— begin Material supplied —
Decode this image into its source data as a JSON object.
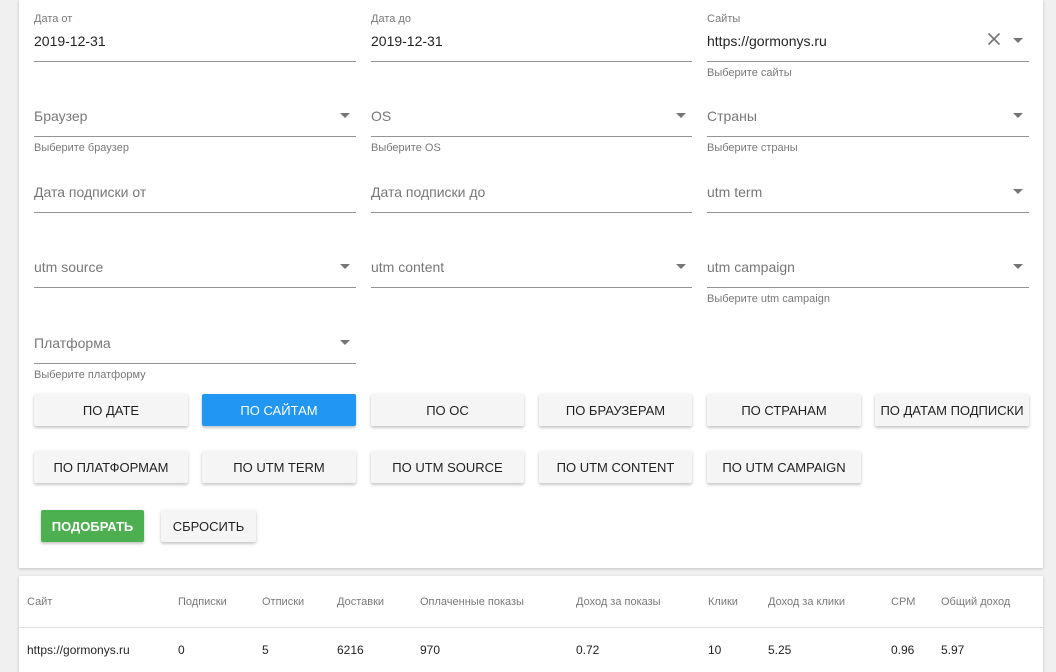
{
  "filters": {
    "date_from": {
      "label": "Дата от",
      "value": "2019-12-31"
    },
    "date_to": {
      "label": "Дата до",
      "value": "2019-12-31"
    },
    "sites": {
      "label": "Сайты",
      "value": "https://gormonys.ru",
      "helper": "Выберите сайты"
    },
    "browser": {
      "placeholder": "Браузер",
      "helper": "Выберите браузер"
    },
    "os": {
      "placeholder": "OS",
      "helper": "Выберите OS"
    },
    "countries": {
      "placeholder": "Страны",
      "helper": "Выберите страны"
    },
    "sub_date_from": {
      "placeholder": "Дата подписки от"
    },
    "sub_date_to": {
      "placeholder": "Дата подписки до"
    },
    "utm_term": {
      "placeholder": "utm term"
    },
    "utm_source": {
      "placeholder": "utm source"
    },
    "utm_content": {
      "placeholder": "utm content"
    },
    "utm_campaign": {
      "placeholder": "utm campaign",
      "helper": "Выберите utm campaign"
    },
    "platform": {
      "placeholder": "Платформа",
      "helper": "Выберите платформу"
    }
  },
  "groupings": [
    {
      "label": "По дате",
      "active": false
    },
    {
      "label": "По сайтам",
      "active": true
    },
    {
      "label": "По ОС",
      "active": false
    },
    {
      "label": "По браузерам",
      "active": false
    },
    {
      "label": "По странам",
      "active": false
    },
    {
      "label": "По датам подписки",
      "active": false
    },
    {
      "label": "По платформам",
      "active": false
    },
    {
      "label": "По UTM TERM",
      "active": false
    },
    {
      "label": "По UTM SOURCE",
      "active": false
    },
    {
      "label": "По UTM CONTENT",
      "active": false
    },
    {
      "label": "По UTM CAMPAIGN",
      "active": false
    }
  ],
  "actions": {
    "submit": "Подобрать",
    "reset": "Сбросить"
  },
  "colors": {
    "primary": "#2196f3",
    "success": "#4caf50"
  },
  "table": {
    "headers": [
      "Сайт",
      "Подписки",
      "Отписки",
      "Доставки",
      "Оплаченные показы",
      "Доход за показы",
      "Клики",
      "Доход за клики",
      "CPM",
      "Общий доход"
    ],
    "rows": [
      [
        "https://gormonys.ru",
        "0",
        "5",
        "6216",
        "970",
        "0.72",
        "10",
        "5.25",
        "0.96",
        "5.97"
      ]
    ]
  }
}
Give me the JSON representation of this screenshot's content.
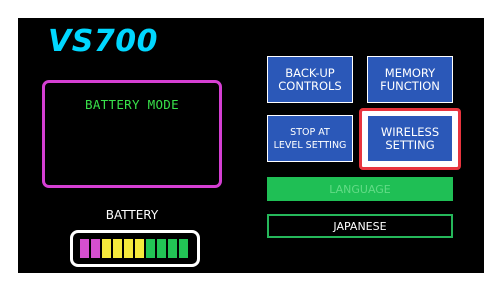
{
  "header": {
    "title": "VS700"
  },
  "mode_panel": {
    "text": "BATTERY MODE"
  },
  "battery": {
    "label": "BATTERY",
    "cell_colors": [
      "#d54fcf",
      "#d54fcf",
      "#f6ea3c",
      "#f6ea3c",
      "#f6ea3c",
      "#f6ea3c",
      "#22c455",
      "#22c455",
      "#22c455",
      "#22c455"
    ]
  },
  "buttons": {
    "backup": {
      "line1": "BACK-UP",
      "line2": "CONTROLS"
    },
    "memory": {
      "line1": "MEMORY",
      "line2": "FUNCTION"
    },
    "stop": {
      "line1": "STOP AT",
      "line2": "LEVEL SETTING"
    },
    "wireless": {
      "line1": "WIRELESS",
      "line2": "SETTING"
    }
  },
  "language": {
    "label": "LANGUAGE",
    "value": "JAPANESE"
  },
  "colors": {
    "background": "#000000",
    "title": "#00d7ff",
    "mode_border": "#d53fd3",
    "mode_text": "#38e04a",
    "button": "#2b58b8",
    "highlight": "#e8343e",
    "language_bar": "#1fbf55"
  }
}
— end Material supplied —
Quote the data above in full and without alteration; skip the pictures.

### Response to the exercise
Decode this image into its source data as a JSON object.
{
  "filters": {
    "date_from": {
      "label": "Дата от",
      "value": "2019-12-31"
    },
    "date_to": {
      "label": "Дата до",
      "value": "2019-12-31"
    },
    "sites": {
      "label": "Сайты",
      "value": "https://gormonys.ru",
      "helper": "Выберите сайты"
    },
    "browser": {
      "placeholder": "Браузер",
      "helper": "Выберите браузер"
    },
    "os": {
      "placeholder": "OS",
      "helper": "Выберите OS"
    },
    "countries": {
      "placeholder": "Страны",
      "helper": "Выберите страны"
    },
    "sub_date_from": {
      "placeholder": "Дата подписки от"
    },
    "sub_date_to": {
      "placeholder": "Дата подписки до"
    },
    "utm_term": {
      "placeholder": "utm term"
    },
    "utm_source": {
      "placeholder": "utm source"
    },
    "utm_content": {
      "placeholder": "utm content"
    },
    "utm_campaign": {
      "placeholder": "utm campaign",
      "helper": "Выберите utm campaign"
    },
    "platform": {
      "placeholder": "Платформа",
      "helper": "Выберите платформу"
    }
  },
  "groupings": [
    {
      "label": "По дате",
      "active": false
    },
    {
      "label": "По сайтам",
      "active": true
    },
    {
      "label": "По ОС",
      "active": false
    },
    {
      "label": "По браузерам",
      "active": false
    },
    {
      "label": "По странам",
      "active": false
    },
    {
      "label": "По датам подписки",
      "active": false
    },
    {
      "label": "По платформам",
      "active": false
    },
    {
      "label": "По UTM TERM",
      "active": false
    },
    {
      "label": "По UTM SOURCE",
      "active": false
    },
    {
      "label": "По UTM CONTENT",
      "active": false
    },
    {
      "label": "По UTM CAMPAIGN",
      "active": false
    }
  ],
  "actions": {
    "submit": "Подобрать",
    "reset": "Сбросить"
  },
  "colors": {
    "primary": "#2196f3",
    "success": "#4caf50"
  },
  "table": {
    "headers": [
      "Сайт",
      "Подписки",
      "Отписки",
      "Доставки",
      "Оплаченные показы",
      "Доход за показы",
      "Клики",
      "Доход за клики",
      "CPM",
      "Общий доход"
    ],
    "rows": [
      [
        "https://gormonys.ru",
        "0",
        "5",
        "6216",
        "970",
        "0.72",
        "10",
        "5.25",
        "0.96",
        "5.97"
      ]
    ]
  }
}
Give me the JSON representation of this screenshot's content.
{
  "header": {
    "title": "VS700"
  },
  "mode_panel": {
    "text": "BATTERY MODE"
  },
  "battery": {
    "label": "BATTERY",
    "cell_colors": [
      "#d54fcf",
      "#d54fcf",
      "#f6ea3c",
      "#f6ea3c",
      "#f6ea3c",
      "#f6ea3c",
      "#22c455",
      "#22c455",
      "#22c455",
      "#22c455"
    ]
  },
  "buttons": {
    "backup": {
      "line1": "BACK-UP",
      "line2": "CONTROLS"
    },
    "memory": {
      "line1": "MEMORY",
      "line2": "FUNCTION"
    },
    "stop": {
      "line1": "STOP AT",
      "line2": "LEVEL SETTING"
    },
    "wireless": {
      "line1": "WIRELESS",
      "line2": "SETTING"
    }
  },
  "language": {
    "label": "LANGUAGE",
    "value": "JAPANESE"
  },
  "colors": {
    "background": "#000000",
    "title": "#00d7ff",
    "mode_border": "#d53fd3",
    "mode_text": "#38e04a",
    "button": "#2b58b8",
    "highlight": "#e8343e",
    "language_bar": "#1fbf55"
  }
}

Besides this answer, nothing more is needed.